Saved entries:
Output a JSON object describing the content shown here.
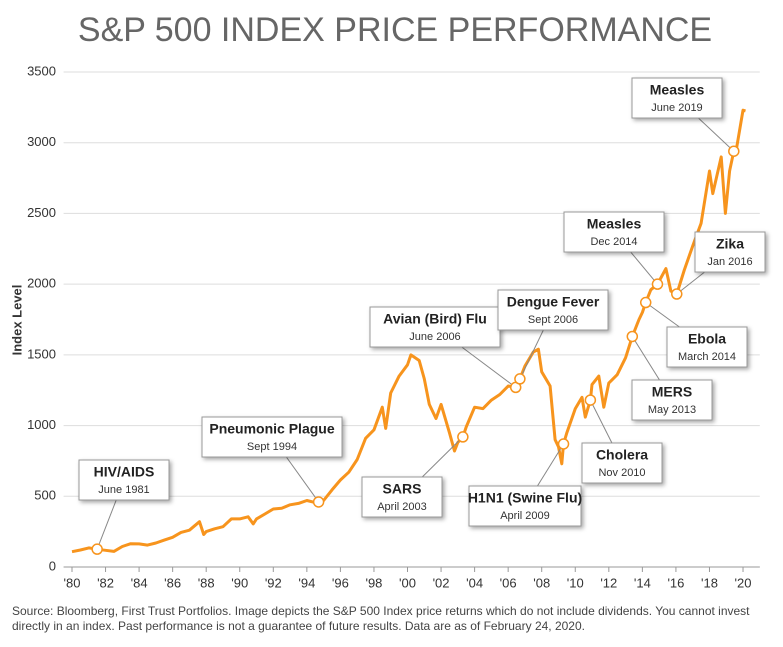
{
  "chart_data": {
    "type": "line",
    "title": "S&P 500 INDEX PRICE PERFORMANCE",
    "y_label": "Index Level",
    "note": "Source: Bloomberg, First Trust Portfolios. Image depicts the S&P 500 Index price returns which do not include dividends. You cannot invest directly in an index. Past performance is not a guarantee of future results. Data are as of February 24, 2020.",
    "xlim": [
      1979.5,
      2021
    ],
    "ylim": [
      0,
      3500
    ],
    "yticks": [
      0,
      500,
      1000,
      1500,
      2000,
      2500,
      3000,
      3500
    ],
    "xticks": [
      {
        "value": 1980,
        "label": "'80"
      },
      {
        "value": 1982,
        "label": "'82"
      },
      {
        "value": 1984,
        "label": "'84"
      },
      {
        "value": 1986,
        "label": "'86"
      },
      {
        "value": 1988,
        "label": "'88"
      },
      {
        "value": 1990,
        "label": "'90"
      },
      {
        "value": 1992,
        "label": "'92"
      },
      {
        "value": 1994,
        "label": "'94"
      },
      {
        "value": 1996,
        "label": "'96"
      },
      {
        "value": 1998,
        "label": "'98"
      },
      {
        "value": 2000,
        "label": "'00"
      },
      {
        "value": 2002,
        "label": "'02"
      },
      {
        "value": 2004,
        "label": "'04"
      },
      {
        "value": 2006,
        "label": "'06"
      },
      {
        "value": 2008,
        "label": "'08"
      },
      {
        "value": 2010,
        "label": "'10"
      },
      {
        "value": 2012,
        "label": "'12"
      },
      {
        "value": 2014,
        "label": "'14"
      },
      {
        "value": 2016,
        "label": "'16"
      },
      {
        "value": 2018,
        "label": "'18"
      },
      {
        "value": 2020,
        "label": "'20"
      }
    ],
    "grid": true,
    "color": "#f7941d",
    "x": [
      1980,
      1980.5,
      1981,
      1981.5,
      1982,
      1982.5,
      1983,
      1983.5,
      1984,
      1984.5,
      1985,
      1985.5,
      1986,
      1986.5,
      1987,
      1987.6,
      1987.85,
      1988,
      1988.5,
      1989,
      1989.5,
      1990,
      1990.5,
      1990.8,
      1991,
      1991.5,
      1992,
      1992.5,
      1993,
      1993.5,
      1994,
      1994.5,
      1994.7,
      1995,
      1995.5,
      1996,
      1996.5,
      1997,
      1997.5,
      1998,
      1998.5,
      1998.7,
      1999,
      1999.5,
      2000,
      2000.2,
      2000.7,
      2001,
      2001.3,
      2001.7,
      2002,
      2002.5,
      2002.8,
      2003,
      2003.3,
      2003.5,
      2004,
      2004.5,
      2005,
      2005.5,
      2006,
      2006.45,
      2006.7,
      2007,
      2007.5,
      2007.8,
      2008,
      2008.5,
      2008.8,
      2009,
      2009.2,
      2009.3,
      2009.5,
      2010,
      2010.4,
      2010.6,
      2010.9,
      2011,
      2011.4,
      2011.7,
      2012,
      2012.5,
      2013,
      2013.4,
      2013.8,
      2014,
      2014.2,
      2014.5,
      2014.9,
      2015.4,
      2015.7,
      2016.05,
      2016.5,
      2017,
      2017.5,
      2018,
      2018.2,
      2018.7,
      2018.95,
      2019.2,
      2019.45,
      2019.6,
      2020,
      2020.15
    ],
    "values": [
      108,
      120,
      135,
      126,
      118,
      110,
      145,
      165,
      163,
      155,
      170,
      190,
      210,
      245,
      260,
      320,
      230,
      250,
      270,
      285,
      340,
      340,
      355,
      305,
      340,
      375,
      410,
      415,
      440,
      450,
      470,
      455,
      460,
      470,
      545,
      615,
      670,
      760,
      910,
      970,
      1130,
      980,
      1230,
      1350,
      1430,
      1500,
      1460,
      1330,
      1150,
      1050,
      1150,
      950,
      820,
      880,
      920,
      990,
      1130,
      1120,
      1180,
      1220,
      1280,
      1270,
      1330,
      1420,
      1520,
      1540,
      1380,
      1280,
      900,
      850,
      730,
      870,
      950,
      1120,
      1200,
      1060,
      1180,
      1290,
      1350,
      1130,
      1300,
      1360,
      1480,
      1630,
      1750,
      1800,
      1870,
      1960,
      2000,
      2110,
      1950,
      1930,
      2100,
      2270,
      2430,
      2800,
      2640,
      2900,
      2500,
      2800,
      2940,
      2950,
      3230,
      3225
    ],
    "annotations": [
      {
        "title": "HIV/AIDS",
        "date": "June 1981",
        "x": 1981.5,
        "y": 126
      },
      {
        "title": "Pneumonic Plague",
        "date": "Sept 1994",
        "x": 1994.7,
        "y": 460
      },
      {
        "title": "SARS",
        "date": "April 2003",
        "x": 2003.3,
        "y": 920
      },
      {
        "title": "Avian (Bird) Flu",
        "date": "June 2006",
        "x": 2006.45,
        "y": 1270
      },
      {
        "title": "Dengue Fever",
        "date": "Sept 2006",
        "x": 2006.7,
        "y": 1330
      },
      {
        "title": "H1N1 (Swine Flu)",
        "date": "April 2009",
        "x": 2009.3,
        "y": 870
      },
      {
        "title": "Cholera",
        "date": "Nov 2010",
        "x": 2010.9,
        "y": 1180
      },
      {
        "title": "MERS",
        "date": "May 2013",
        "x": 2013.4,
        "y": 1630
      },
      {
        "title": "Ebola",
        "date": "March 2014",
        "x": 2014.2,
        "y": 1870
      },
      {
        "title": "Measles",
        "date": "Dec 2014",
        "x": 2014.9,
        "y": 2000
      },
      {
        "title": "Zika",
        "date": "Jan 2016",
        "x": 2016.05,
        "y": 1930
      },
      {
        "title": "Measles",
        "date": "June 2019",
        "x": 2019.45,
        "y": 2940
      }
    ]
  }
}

*Required work*: Provide the number of lines in the entries that include "June", and no other text.

*Reply*: 3